- **PROBLEM TO WORK ON**
Restate every entry word for word.

(Figure record extracts)
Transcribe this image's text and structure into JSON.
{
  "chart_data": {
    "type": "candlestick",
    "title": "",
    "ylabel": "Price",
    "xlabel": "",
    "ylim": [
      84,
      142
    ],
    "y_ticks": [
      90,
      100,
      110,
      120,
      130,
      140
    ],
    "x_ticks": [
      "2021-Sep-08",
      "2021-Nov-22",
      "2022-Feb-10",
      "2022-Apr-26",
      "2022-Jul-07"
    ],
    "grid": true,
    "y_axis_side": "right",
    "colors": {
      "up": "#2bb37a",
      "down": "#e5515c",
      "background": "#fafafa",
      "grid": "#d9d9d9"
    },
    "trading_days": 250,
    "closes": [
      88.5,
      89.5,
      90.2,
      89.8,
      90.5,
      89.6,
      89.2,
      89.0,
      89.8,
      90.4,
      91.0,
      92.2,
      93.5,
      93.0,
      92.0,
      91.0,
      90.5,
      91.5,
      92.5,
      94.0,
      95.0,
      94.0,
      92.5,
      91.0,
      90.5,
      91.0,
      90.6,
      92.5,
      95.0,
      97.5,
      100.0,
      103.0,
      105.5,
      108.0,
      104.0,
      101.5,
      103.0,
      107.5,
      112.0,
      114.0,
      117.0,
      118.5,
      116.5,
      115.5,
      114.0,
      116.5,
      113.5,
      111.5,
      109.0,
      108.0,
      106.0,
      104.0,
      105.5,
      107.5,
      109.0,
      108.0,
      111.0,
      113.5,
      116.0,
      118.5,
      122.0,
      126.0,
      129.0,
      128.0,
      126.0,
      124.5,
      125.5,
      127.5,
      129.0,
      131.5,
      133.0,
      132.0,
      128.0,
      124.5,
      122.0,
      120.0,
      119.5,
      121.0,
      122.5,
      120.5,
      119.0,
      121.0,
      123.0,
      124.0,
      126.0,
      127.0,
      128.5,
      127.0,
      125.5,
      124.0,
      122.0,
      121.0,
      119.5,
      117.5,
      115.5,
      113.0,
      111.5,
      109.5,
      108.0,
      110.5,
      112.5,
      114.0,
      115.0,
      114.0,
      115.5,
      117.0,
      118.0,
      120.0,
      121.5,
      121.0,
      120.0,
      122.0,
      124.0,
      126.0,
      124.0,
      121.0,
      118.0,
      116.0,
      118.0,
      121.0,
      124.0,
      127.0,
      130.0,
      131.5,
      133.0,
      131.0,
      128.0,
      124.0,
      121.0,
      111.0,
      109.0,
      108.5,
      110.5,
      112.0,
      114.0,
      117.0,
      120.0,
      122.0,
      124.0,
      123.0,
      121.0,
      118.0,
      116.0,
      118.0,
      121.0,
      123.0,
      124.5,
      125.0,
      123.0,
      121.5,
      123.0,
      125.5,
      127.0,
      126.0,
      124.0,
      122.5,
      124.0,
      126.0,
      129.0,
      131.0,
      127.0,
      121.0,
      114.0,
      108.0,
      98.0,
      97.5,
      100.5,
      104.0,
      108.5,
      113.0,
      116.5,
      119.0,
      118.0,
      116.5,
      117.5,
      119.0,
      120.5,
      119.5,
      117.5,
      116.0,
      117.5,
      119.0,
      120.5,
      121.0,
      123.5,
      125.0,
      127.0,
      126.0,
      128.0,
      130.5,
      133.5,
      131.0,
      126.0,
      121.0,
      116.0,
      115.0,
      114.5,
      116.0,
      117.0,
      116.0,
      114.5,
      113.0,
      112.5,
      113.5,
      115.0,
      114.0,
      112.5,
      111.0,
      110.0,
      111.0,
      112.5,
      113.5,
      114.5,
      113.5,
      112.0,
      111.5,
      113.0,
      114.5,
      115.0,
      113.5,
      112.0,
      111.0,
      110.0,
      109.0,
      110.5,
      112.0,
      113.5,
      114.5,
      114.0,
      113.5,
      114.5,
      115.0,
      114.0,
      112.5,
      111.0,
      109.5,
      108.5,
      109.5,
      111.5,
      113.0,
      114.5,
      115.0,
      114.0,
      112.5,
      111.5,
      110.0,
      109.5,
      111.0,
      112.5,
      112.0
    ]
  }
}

- **EXERCISE SOLUTION**
Transcribe this image's text and structure into JSON.
{
  "chart_data": {
    "type": "candlestick",
    "title": "",
    "ylabel": "Price",
    "xlabel": "",
    "ylim": [
      84,
      142
    ],
    "y_ticks": [
      90,
      100,
      110,
      120,
      130,
      140
    ],
    "x_ticks": [
      "2021-Sep-08",
      "2021-Nov-22",
      "2022-Feb-10",
      "2022-Apr-26",
      "2022-Jul-07"
    ],
    "grid": true,
    "y_axis_side": "right",
    "colors": {
      "up": "#2bb37a",
      "down": "#e5515c",
      "background": "#fafafa",
      "grid": "#d9d9d9"
    },
    "trading_days": 250,
    "closes": [
      88.5,
      89.5,
      90.2,
      89.8,
      90.5,
      89.6,
      89.2,
      89.0,
      89.8,
      90.4,
      91.0,
      92.2,
      93.5,
      93.0,
      92.0,
      91.0,
      90.5,
      91.5,
      92.5,
      94.0,
      95.0,
      94.0,
      92.5,
      91.0,
      90.5,
      91.0,
      90.6,
      92.5,
      95.0,
      97.5,
      100.0,
      103.0,
      105.5,
      108.0,
      104.0,
      101.5,
      103.0,
      107.5,
      112.0,
      114.0,
      117.0,
      118.5,
      116.5,
      115.5,
      114.0,
      116.5,
      113.5,
      111.5,
      109.0,
      108.0,
      106.0,
      104.0,
      105.5,
      107.5,
      109.0,
      108.0,
      111.0,
      113.5,
      116.0,
      118.5,
      122.0,
      126.0,
      129.0,
      128.0,
      126.0,
      124.5,
      125.5,
      127.5,
      129.0,
      131.5,
      133.0,
      132.0,
      128.0,
      124.5,
      122.0,
      120.0,
      119.5,
      121.0,
      122.5,
      120.5,
      119.0,
      121.0,
      123.0,
      124.0,
      126.0,
      127.0,
      128.5,
      127.0,
      125.5,
      124.0,
      122.0,
      121.0,
      119.5,
      117.5,
      115.5,
      113.0,
      111.5,
      109.5,
      108.0,
      110.5,
      112.5,
      114.0,
      115.0,
      114.0,
      115.5,
      117.0,
      118.0,
      120.0,
      121.5,
      121.0,
      120.0,
      122.0,
      124.0,
      126.0,
      124.0,
      121.0,
      118.0,
      116.0,
      118.0,
      121.0,
      124.0,
      127.0,
      130.0,
      131.5,
      133.0,
      131.0,
      128.0,
      124.0,
      121.0,
      111.0,
      109.0,
      108.5,
      110.5,
      112.0,
      114.0,
      117.0,
      120.0,
      122.0,
      124.0,
      123.0,
      121.0,
      118.0,
      116.0,
      118.0,
      121.0,
      123.0,
      124.5,
      125.0,
      123.0,
      121.5,
      123.0,
      125.5,
      127.0,
      126.0,
      124.0,
      122.5,
      124.0,
      126.0,
      129.0,
      131.0,
      127.0,
      121.0,
      114.0,
      108.0,
      98.0,
      97.5,
      100.5,
      104.0,
      108.5,
      113.0,
      116.5,
      119.0,
      118.0,
      116.5,
      117.5,
      119.0,
      120.5,
      119.5,
      117.5,
      116.0,
      117.5,
      119.0,
      120.5,
      121.0,
      123.5,
      125.0,
      127.0,
      126.0,
      128.0,
      130.5,
      133.5,
      131.0,
      126.0,
      121.0,
      116.0,
      115.0,
      114.5,
      116.0,
      117.0,
      116.0,
      114.5,
      113.0,
      112.5,
      113.5,
      115.0,
      114.0,
      112.5,
      111.0,
      110.0,
      111.0,
      112.5,
      113.5,
      114.5,
      113.5,
      112.0,
      111.5,
      113.0,
      114.5,
      115.0,
      113.5,
      112.0,
      111.0,
      110.0,
      109.0,
      110.5,
      112.0,
      113.5,
      114.5,
      114.0,
      113.5,
      114.5,
      115.0,
      114.0,
      112.5,
      111.0,
      109.5,
      108.5,
      109.5,
      111.5,
      113.0,
      114.5,
      115.0,
      114.0,
      112.5,
      111.5,
      110.0,
      109.5,
      111.0,
      112.5,
      112.0
    ]
  }
}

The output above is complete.